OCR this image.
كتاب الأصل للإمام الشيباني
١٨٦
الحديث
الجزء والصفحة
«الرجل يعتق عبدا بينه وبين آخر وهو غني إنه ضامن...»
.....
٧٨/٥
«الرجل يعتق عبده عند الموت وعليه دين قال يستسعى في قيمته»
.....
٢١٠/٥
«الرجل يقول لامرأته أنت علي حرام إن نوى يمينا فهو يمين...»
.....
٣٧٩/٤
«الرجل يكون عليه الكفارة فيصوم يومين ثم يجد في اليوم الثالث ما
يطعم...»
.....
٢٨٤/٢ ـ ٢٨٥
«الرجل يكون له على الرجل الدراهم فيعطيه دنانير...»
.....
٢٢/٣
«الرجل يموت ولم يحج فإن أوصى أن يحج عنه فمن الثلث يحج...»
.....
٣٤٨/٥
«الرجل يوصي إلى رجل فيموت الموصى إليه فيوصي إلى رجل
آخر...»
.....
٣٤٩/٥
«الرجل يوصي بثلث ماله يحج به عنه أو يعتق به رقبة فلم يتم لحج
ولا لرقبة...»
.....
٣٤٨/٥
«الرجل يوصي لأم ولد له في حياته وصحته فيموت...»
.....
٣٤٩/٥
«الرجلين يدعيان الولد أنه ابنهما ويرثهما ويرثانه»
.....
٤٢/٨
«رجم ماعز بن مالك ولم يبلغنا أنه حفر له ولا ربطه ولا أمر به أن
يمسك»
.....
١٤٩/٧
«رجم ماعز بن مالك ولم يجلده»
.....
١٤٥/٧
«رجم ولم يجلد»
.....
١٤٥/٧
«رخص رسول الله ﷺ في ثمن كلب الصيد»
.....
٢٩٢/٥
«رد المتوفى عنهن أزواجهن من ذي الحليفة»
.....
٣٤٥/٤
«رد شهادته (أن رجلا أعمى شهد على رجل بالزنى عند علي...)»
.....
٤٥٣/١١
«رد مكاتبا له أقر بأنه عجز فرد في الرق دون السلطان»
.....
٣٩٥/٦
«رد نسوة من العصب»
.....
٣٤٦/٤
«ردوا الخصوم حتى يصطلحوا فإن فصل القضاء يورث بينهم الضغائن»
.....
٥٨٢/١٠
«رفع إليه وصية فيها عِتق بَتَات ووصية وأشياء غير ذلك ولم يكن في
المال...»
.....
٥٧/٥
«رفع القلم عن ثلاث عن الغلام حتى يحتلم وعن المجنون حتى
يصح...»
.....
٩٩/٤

__Given instruction__: Copy out each line exactly.

__Reply to the task__:
OCR this image.
كتاب الأصل للإمام الشيباني
١٨٦
الحديث
الجزء والصفحة
«الرجل يعتق عبدا بينه وبين آخر وهو غني إنه ضامن...»
.....
٧٨/٥
«الرجل يعتق عبده عند الموت وعليه دين قال يستسعى في قيمته»
.....
٢١٠/٥
«الرجل يقول لامرأته أنت علي حرام إن نوى يمينا فهو يمين...»
.....
٣٧٩/٤
«الرجل يكون عليه الكفارة فيصوم يومين ثم يجد في اليوم الثالث ما
يطعم...»
.....
٢٨٤/٢ ـ ٢٨٥
«الرجل يكون له على الرجل الدراهم فيعطيه دنانير...»
.....
٢٢/٣
«الرجل يموت ولم يحج فإن أوصى أن يحج عنه فمن الثلث يحج...»
.....
٣٤٨/٥
«الرجل يوصي إلى رجل فيموت الموصى إليه فيوصي إلى رجل
آخر...»
.....
٣٤٩/٥
«الرجل يوصي بثلث ماله يحج به عنه أو يعتق به رقبة فلم يتم لحج
ولا لرقبة...»
.....
٣٤٨/٥
«الرجل يوصي لأم ولد له في حياته وصحته فيموت...»
.....
٣٤٩/٥
«الرجلين يدعيان الولد أنه ابنهما ويرثهما ويرثانه»
.....
٤٢/٨
«رجم ماعز بن مالك ولم يبلغنا أنه حفر له ولا ربطه ولا أمر به أن
يمسك»
.....
١٤٩/٧
«رجم ماعز بن مالك ولم يجلده»
.....
١٤٥/٧
«رجم ولم يجلد»
.....
١٤٥/٧
«رخص رسول الله ﷺ في ثمن كلب الصيد»
.....
٢٩٢/٥
«رد المتوفى عنهن أزواجهن من ذي الحليفة»
.....
٣٤٥/٤
«رد شهادته (أن رجلا أعمى شهد على رجل بالزنى عند علي...)»
.....
٤٥٣/١١
«رد مكاتبا له أقر بأنه عجز فرد في الرق دون السلطان»
.....
٣٩٥/٦
«رد نسوة من العصب»
.....
٣٤٦/٤
«ردوا الخصوم حتى يصطلحوا فإن فصل القضاء يورث بينهم الضغائن»
.....
٥٨٢/١٠
«رفع إليه وصية فيها عِتق بَتَات ووصية وأشياء غير ذلك ولم يكن في
المال...»
.....
٥٧/٥
«رفع القلم عن ثلاث عن الغلام حتى يحتلم وعن المجنون حتى
يصح...»
.....
٩٩/٤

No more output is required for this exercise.